Write out all the data again, exactly as it stands.

* * *

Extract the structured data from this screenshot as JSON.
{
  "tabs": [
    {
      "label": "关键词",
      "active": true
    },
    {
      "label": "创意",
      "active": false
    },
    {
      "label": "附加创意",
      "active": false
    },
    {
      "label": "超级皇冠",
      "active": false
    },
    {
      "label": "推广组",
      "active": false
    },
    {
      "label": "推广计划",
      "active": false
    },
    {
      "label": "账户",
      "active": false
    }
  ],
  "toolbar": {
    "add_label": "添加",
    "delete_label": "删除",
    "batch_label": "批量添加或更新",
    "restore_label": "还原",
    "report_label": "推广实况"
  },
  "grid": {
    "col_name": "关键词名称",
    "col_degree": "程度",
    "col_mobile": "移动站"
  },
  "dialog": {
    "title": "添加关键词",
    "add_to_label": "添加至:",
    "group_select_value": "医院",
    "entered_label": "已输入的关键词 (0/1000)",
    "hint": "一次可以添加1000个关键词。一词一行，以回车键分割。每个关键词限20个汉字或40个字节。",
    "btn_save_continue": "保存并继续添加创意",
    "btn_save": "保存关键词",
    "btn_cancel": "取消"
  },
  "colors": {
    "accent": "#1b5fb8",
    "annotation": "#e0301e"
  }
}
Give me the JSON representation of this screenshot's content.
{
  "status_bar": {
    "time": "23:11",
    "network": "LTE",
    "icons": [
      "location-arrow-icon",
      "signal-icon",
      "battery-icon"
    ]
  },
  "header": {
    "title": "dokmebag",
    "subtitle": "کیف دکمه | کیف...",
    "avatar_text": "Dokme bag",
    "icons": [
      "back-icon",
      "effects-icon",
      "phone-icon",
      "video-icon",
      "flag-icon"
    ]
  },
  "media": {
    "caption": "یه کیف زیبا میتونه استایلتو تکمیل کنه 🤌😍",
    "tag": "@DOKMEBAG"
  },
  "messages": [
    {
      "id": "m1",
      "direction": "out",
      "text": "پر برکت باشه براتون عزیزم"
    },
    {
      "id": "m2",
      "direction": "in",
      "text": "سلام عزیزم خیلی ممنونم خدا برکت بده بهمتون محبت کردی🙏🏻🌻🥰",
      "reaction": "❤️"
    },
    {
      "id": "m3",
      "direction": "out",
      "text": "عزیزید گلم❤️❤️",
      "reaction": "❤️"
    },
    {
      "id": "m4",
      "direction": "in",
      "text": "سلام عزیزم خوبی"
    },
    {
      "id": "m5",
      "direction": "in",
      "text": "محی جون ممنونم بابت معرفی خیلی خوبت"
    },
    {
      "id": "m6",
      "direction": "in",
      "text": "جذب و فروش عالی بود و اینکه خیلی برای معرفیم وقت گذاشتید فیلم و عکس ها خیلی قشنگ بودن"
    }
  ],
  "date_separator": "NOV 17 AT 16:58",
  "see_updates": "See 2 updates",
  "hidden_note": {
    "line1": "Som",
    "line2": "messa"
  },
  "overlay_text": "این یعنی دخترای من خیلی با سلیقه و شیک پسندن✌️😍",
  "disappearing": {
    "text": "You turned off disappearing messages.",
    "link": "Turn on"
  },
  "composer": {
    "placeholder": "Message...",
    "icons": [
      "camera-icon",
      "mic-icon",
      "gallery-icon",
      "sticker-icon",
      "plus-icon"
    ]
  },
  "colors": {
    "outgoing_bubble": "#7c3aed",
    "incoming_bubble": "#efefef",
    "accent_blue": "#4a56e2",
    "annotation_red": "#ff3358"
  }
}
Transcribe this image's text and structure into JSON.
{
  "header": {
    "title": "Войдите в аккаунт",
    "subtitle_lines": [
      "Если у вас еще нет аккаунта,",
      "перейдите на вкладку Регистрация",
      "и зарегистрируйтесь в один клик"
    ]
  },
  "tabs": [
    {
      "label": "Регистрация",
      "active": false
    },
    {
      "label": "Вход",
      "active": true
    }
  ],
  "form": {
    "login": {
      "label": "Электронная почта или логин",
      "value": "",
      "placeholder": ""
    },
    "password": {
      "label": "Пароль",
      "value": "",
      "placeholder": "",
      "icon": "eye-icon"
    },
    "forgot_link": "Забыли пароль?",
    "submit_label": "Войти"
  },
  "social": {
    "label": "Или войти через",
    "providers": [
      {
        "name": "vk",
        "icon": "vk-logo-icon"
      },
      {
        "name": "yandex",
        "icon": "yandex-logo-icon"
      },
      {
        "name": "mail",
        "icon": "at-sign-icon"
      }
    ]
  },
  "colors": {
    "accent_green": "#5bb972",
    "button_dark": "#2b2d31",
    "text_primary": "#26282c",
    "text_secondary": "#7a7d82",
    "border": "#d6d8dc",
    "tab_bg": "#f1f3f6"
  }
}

* * *

Written answer:
Extract the structured data from this screenshot as JSON.
{
  "tabs": [
    {
      "label": "关键词",
      "active": true
    },
    {
      "label": "创意",
      "active": false
    },
    {
      "label": "附加创意",
      "active": false
    },
    {
      "label": "超级皇冠",
      "active": false
    },
    {
      "label": "推广组",
      "active": false
    },
    {
      "label": "推广计划",
      "active": false
    },
    {
      "label": "账户",
      "active": false
    }
  ],
  "toolbar": {
    "add_label": "添加",
    "delete_label": "删除",
    "batch_label": "批量添加或更新",
    "restore_label": "还原",
    "report_label": "推广实况"
  },
  "grid": {
    "col_name": "关键词名称",
    "col_degree": "程度",
    "col_mobile": "移动站"
  },
  "dialog": {
    "title": "添加关键词",
    "add_to_label": "添加至:",
    "group_select_value": "医院",
    "entered_label": "已输入的关键词 (0/1000)",
    "hint": "一次可以添加1000个关键词。一词一行，以回车键分割。每个关键词限20个汉字或40个字节。",
    "btn_save_continue": "保存并继续添加创意",
    "btn_save": "保存关键词",
    "btn_cancel": "取消"
  },
  "colors": {
    "accent": "#1b5fb8",
    "annotation": "#e0301e"
  }
}
Give me the JSON representation of this screenshot's content.
{
  "status_bar": {
    "time": "23:11",
    "network": "LTE",
    "icons": [
      "location-arrow-icon",
      "signal-icon",
      "battery-icon"
    ]
  },
  "header": {
    "title": "dokmebag",
    "subtitle": "کیف دکمه | کیف...",
    "avatar_text": "Dokme bag",
    "icons": [
      "back-icon",
      "effects-icon",
      "phone-icon",
      "video-icon",
      "flag-icon"
    ]
  },
  "media": {
    "caption": "یه کیف زیبا میتونه استایلتو تکمیل کنه 🤌😍",
    "tag": "@DOKMEBAG"
  },
  "messages": [
    {
      "id": "m1",
      "direction": "out",
      "text": "پر برکت باشه براتون عزیزم"
    },
    {
      "id": "m2",
      "direction": "in",
      "text": "سلام عزیزم خیلی ممنونم خدا برکت بده بهمتون محبت کردی🙏🏻🌻🥰",
      "reaction": "❤️"
    },
    {
      "id": "m3",
      "direction": "out",
      "text": "عزیزید گلم❤️❤️",
      "reaction": "❤️"
    },
    {
      "id": "m4",
      "direction": "in",
      "text": "سلام عزیزم خوبی"
    },
    {
      "id": "m5",
      "direction": "in",
      "text": "محی جون ممنونم بابت معرفی خیلی خوبت"
    },
    {
      "id": "m6",
      "direction": "in",
      "text": "جذب و فروش عالی بود و اینکه خیلی برای معرفیم وقت گذاشتید فیلم و عکس ها خیلی قشنگ بودن"
    }
  ],
  "date_separator": "NOV 17 AT 16:58",
  "see_updates": "See 2 updates",
  "hidden_note": {
    "line1": "Som",
    "line2": "messa"
  },
  "overlay_text": "این یعنی دخترای من خیلی با سلیقه و شیک پسندن✌️😍",
  "disappearing": {
    "text": "You turned off disappearing messages.",
    "link": "Turn on"
  },
  "composer": {
    "placeholder": "Message...",
    "icons": [
      "camera-icon",
      "mic-icon",
      "gallery-icon",
      "sticker-icon",
      "plus-icon"
    ]
  },
  "colors": {
    "outgoing_bubble": "#7c3aed",
    "incoming_bubble": "#efefef",
    "accent_blue": "#4a56e2",
    "annotation_red": "#ff3358"
  }
}
Transcribe this image's text and structure into JSON.
{
  "header": {
    "title": "Войдите в аккаунт",
    "subtitle_lines": [
      "Если у вас еще нет аккаунта,",
      "перейдите на вкладку Регистрация",
      "и зарегистрируйтесь в один клик"
    ]
  },
  "tabs": [
    {
      "label": "Регистрация",
      "active": false
    },
    {
      "label": "Вход",
      "active": true
    }
  ],
  "form": {
    "login": {
      "label": "Электронная почта или логин",
      "value": "",
      "placeholder": ""
    },
    "password": {
      "label": "Пароль",
      "value": "",
      "placeholder": "",
      "icon": "eye-icon"
    },
    "forgot_link": "Забыли пароль?",
    "submit_label": "Войти"
  },
  "social": {
    "label": "Или войти через",
    "providers": [
      {
        "name": "vk",
        "icon": "vk-logo-icon"
      },
      {
        "name": "yandex",
        "icon": "yandex-logo-icon"
      },
      {
        "name": "mail",
        "icon": "at-sign-icon"
      }
    ]
  },
  "colors": {
    "accent_green": "#5bb972",
    "button_dark": "#2b2d31",
    "text_primary": "#26282c",
    "text_secondary": "#7a7d82",
    "border": "#d6d8dc",
    "tab_bg": "#f1f3f6"
  }
}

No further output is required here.